> [WHAT YOU SHOULD DO]
Repeat each line of the material below exactly as it appears, minus any pictures.

━━━ SUPPLIED RECORDS ━━━

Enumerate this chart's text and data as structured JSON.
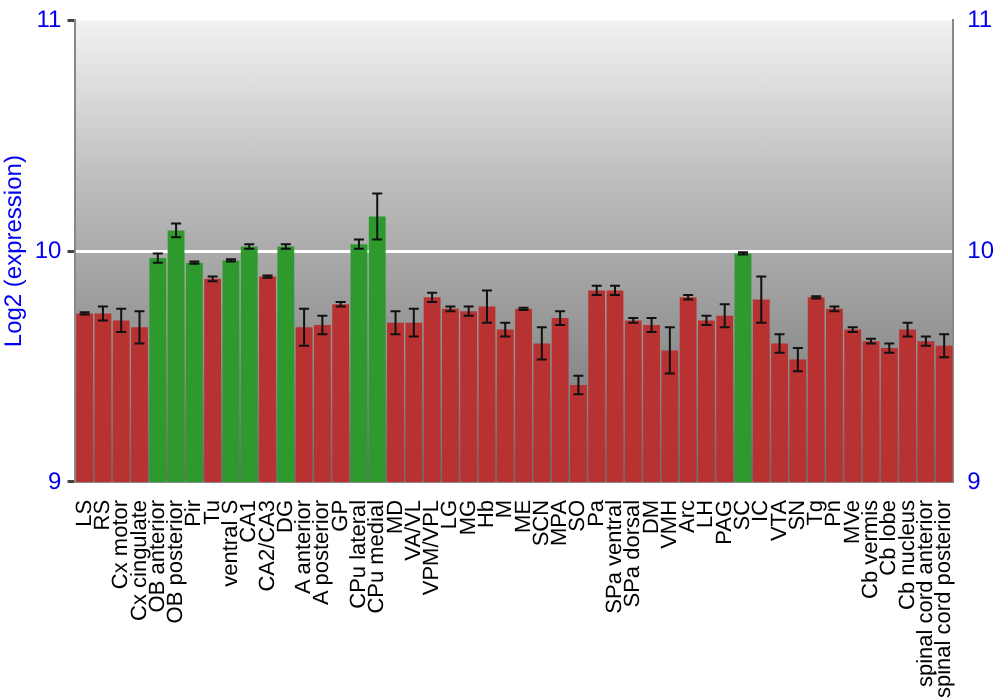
{
  "chart_data": {
    "type": "bar",
    "ylabel": "Log2 (expression)",
    "categories": [
      "LS",
      "RS",
      "Cx motor",
      "Cx cingulate",
      "OB anterior",
      "OB posterior",
      "Pir",
      "Tu",
      "ventral S",
      "CA1",
      "CA2/CA3",
      "DG",
      "A anterior",
      "A posterior",
      "GP",
      "CPu lateral",
      "CPu medial",
      "MD",
      "VA/VL",
      "VPM/VPL",
      "LG",
      "MG",
      "Hb",
      "M",
      "ME",
      "SCN",
      "MPA",
      "SO",
      "Pa",
      "SPa ventral",
      "SPa dorsal",
      "DM",
      "VMH",
      "Arc",
      "LH",
      "PAG",
      "SC",
      "IC",
      "VTA",
      "SN",
      "Tg",
      "Pn",
      "MVe",
      "Cb vermis",
      "Cb lobe",
      "Cb nucleus",
      "spinal cord anterior",
      "spinal cord posterior"
    ],
    "values": [
      9.73,
      9.73,
      9.7,
      9.67,
      9.97,
      10.09,
      9.95,
      9.88,
      9.96,
      10.02,
      9.89,
      10.02,
      9.67,
      9.68,
      9.77,
      10.03,
      10.15,
      9.69,
      9.69,
      9.8,
      9.75,
      9.74,
      9.76,
      9.66,
      9.75,
      9.6,
      9.71,
      9.42,
      9.83,
      9.83,
      9.7,
      9.68,
      9.57,
      9.8,
      9.7,
      9.72,
      9.99,
      9.79,
      9.6,
      9.53,
      9.8,
      9.75,
      9.66,
      9.61,
      9.58,
      9.66,
      9.61,
      9.59
    ],
    "errors": [
      0.005,
      0.03,
      0.05,
      0.07,
      0.02,
      0.03,
      0.005,
      0.01,
      0.005,
      0.01,
      0.005,
      0.01,
      0.08,
      0.04,
      0.01,
      0.02,
      0.1,
      0.05,
      0.06,
      0.02,
      0.01,
      0.02,
      0.07,
      0.03,
      0.005,
      0.07,
      0.03,
      0.04,
      0.02,
      0.02,
      0.01,
      0.03,
      0.1,
      0.01,
      0.02,
      0.05,
      0.005,
      0.1,
      0.04,
      0.05,
      0.005,
      0.01,
      0.01,
      0.01,
      0.02,
      0.03,
      0.02,
      0.05
    ],
    "colors": [
      "#b83232",
      "#b83232",
      "#b83232",
      "#b83232",
      "#2e9a2e",
      "#2e9a2e",
      "#2e9a2e",
      "#b83232",
      "#2e9a2e",
      "#2e9a2e",
      "#b83232",
      "#2e9a2e",
      "#b83232",
      "#b83232",
      "#b83232",
      "#2e9a2e",
      "#2e9a2e",
      "#b83232",
      "#b83232",
      "#b83232",
      "#b83232",
      "#b83232",
      "#b83232",
      "#b83232",
      "#b83232",
      "#b83232",
      "#b83232",
      "#b83232",
      "#b83232",
      "#b83232",
      "#b83232",
      "#b83232",
      "#b83232",
      "#b83232",
      "#b83232",
      "#b83232",
      "#2e9a2e",
      "#b83232",
      "#b83232",
      "#b83232",
      "#b83232",
      "#b83232",
      "#b83232",
      "#b83232",
      "#b83232",
      "#b83232",
      "#b83232",
      "#b83232"
    ],
    "ylim": [
      9,
      11
    ],
    "yticks": [
      9,
      10,
      11
    ],
    "y2lim": [
      9,
      11
    ],
    "y2ticks": [
      9,
      10,
      11
    ],
    "grid": "y",
    "legend": false
  }
}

━━━

> [ANSWER TO THIS PROBLEM]
Enumerate this chart's text and data as structured JSON.
{
  "chart_data": {
    "type": "bar",
    "ylabel": "Log2 (expression)",
    "categories": [
      "LS",
      "RS",
      "Cx motor",
      "Cx cingulate",
      "OB anterior",
      "OB posterior",
      "Pir",
      "Tu",
      "ventral S",
      "CA1",
      "CA2/CA3",
      "DG",
      "A anterior",
      "A posterior",
      "GP",
      "CPu lateral",
      "CPu medial",
      "MD",
      "VA/VL",
      "VPM/VPL",
      "LG",
      "MG",
      "Hb",
      "M",
      "ME",
      "SCN",
      "MPA",
      "SO",
      "Pa",
      "SPa ventral",
      "SPa dorsal",
      "DM",
      "VMH",
      "Arc",
      "LH",
      "PAG",
      "SC",
      "IC",
      "VTA",
      "SN",
      "Tg",
      "Pn",
      "MVe",
      "Cb vermis",
      "Cb lobe",
      "Cb nucleus",
      "spinal cord anterior",
      "spinal cord posterior"
    ],
    "values": [
      9.73,
      9.73,
      9.7,
      9.67,
      9.97,
      10.09,
      9.95,
      9.88,
      9.96,
      10.02,
      9.89,
      10.02,
      9.67,
      9.68,
      9.77,
      10.03,
      10.15,
      9.69,
      9.69,
      9.8,
      9.75,
      9.74,
      9.76,
      9.66,
      9.75,
      9.6,
      9.71,
      9.42,
      9.83,
      9.83,
      9.7,
      9.68,
      9.57,
      9.8,
      9.7,
      9.72,
      9.99,
      9.79,
      9.6,
      9.53,
      9.8,
      9.75,
      9.66,
      9.61,
      9.58,
      9.66,
      9.61,
      9.59
    ],
    "errors": [
      0.005,
      0.03,
      0.05,
      0.07,
      0.02,
      0.03,
      0.005,
      0.01,
      0.005,
      0.01,
      0.005,
      0.01,
      0.08,
      0.04,
      0.01,
      0.02,
      0.1,
      0.05,
      0.06,
      0.02,
      0.01,
      0.02,
      0.07,
      0.03,
      0.005,
      0.07,
      0.03,
      0.04,
      0.02,
      0.02,
      0.01,
      0.03,
      0.1,
      0.01,
      0.02,
      0.05,
      0.005,
      0.1,
      0.04,
      0.05,
      0.005,
      0.01,
      0.01,
      0.01,
      0.02,
      0.03,
      0.02,
      0.05
    ],
    "colors": [
      "#b83232",
      "#b83232",
      "#b83232",
      "#b83232",
      "#2e9a2e",
      "#2e9a2e",
      "#2e9a2e",
      "#b83232",
      "#2e9a2e",
      "#2e9a2e",
      "#b83232",
      "#2e9a2e",
      "#b83232",
      "#b83232",
      "#b83232",
      "#2e9a2e",
      "#2e9a2e",
      "#b83232",
      "#b83232",
      "#b83232",
      "#b83232",
      "#b83232",
      "#b83232",
      "#b83232",
      "#b83232",
      "#b83232",
      "#b83232",
      "#b83232",
      "#b83232",
      "#b83232",
      "#b83232",
      "#b83232",
      "#b83232",
      "#b83232",
      "#b83232",
      "#b83232",
      "#2e9a2e",
      "#b83232",
      "#b83232",
      "#b83232",
      "#b83232",
      "#b83232",
      "#b83232",
      "#b83232",
      "#b83232",
      "#b83232",
      "#b83232",
      "#b83232"
    ],
    "ylim": [
      9,
      11
    ],
    "yticks": [
      9,
      10,
      11
    ],
    "y2lim": [
      9,
      11
    ],
    "y2ticks": [
      9,
      10,
      11
    ],
    "grid": "y",
    "legend": false
  }
}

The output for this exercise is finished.